Records contained in a dataset:

◇ ◇ ◇ ◇

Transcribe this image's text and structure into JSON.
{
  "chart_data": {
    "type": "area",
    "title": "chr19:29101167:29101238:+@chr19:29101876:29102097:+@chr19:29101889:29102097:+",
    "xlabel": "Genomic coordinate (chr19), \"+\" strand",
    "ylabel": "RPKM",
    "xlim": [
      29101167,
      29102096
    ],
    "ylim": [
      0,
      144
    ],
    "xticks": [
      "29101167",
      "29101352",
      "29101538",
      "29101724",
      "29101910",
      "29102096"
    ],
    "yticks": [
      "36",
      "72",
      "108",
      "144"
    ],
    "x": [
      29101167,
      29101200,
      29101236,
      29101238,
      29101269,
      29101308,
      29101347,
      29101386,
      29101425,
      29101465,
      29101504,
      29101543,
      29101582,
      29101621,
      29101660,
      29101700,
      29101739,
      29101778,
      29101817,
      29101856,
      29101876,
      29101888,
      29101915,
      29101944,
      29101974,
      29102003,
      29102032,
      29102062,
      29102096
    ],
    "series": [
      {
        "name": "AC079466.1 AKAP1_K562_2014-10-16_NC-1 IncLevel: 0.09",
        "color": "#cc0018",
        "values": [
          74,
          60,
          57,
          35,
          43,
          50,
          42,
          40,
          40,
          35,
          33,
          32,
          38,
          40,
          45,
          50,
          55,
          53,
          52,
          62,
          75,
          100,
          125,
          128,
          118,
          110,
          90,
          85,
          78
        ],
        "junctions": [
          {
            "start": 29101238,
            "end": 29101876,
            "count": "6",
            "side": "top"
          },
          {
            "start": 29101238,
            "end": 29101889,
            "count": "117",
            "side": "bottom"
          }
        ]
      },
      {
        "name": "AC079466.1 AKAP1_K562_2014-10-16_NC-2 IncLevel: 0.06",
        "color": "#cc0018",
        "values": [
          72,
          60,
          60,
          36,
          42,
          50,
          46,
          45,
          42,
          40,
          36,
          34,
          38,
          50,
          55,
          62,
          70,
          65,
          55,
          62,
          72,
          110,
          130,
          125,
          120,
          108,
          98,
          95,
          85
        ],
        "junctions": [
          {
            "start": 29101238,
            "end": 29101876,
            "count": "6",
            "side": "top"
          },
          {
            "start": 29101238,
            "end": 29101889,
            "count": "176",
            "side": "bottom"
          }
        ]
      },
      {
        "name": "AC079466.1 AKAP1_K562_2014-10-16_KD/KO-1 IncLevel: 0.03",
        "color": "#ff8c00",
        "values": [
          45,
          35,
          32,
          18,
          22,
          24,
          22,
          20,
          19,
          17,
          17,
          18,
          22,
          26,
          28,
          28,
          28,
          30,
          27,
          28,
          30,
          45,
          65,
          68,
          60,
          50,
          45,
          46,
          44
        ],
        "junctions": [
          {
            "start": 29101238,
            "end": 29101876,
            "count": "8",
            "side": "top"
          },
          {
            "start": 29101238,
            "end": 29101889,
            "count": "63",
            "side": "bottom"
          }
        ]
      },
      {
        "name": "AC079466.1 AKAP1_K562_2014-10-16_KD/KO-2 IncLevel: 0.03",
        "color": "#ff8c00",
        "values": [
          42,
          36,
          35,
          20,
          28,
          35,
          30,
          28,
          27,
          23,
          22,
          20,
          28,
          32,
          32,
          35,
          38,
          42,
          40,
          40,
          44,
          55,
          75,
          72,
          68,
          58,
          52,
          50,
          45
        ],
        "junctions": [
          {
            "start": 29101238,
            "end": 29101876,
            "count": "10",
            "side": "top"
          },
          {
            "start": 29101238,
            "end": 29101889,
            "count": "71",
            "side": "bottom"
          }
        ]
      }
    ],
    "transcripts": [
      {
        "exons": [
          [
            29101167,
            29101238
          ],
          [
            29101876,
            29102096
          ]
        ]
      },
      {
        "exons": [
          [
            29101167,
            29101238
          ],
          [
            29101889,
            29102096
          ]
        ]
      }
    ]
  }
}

◇ ◇ ◇ ◇

Task instructions :: Please filter the data down to the lines containing the word "name".

Written solution ::
        "name": "AC079466.1 AKAP1_K562_2014-10-16_NC-1 IncLevel: 0.09",
        "name": "AC079466.1 AKAP1_K562_2014-10-16_NC-2 IncLevel: 0.06",
        "name": "AC079466.1 AKAP1_K562_2014-10-16_KD/KO-1 IncLevel: 0.03",
        "name": "AC079466.1 AKAP1_K562_2014-10-16_KD/KO-2 IncLevel: 0.03",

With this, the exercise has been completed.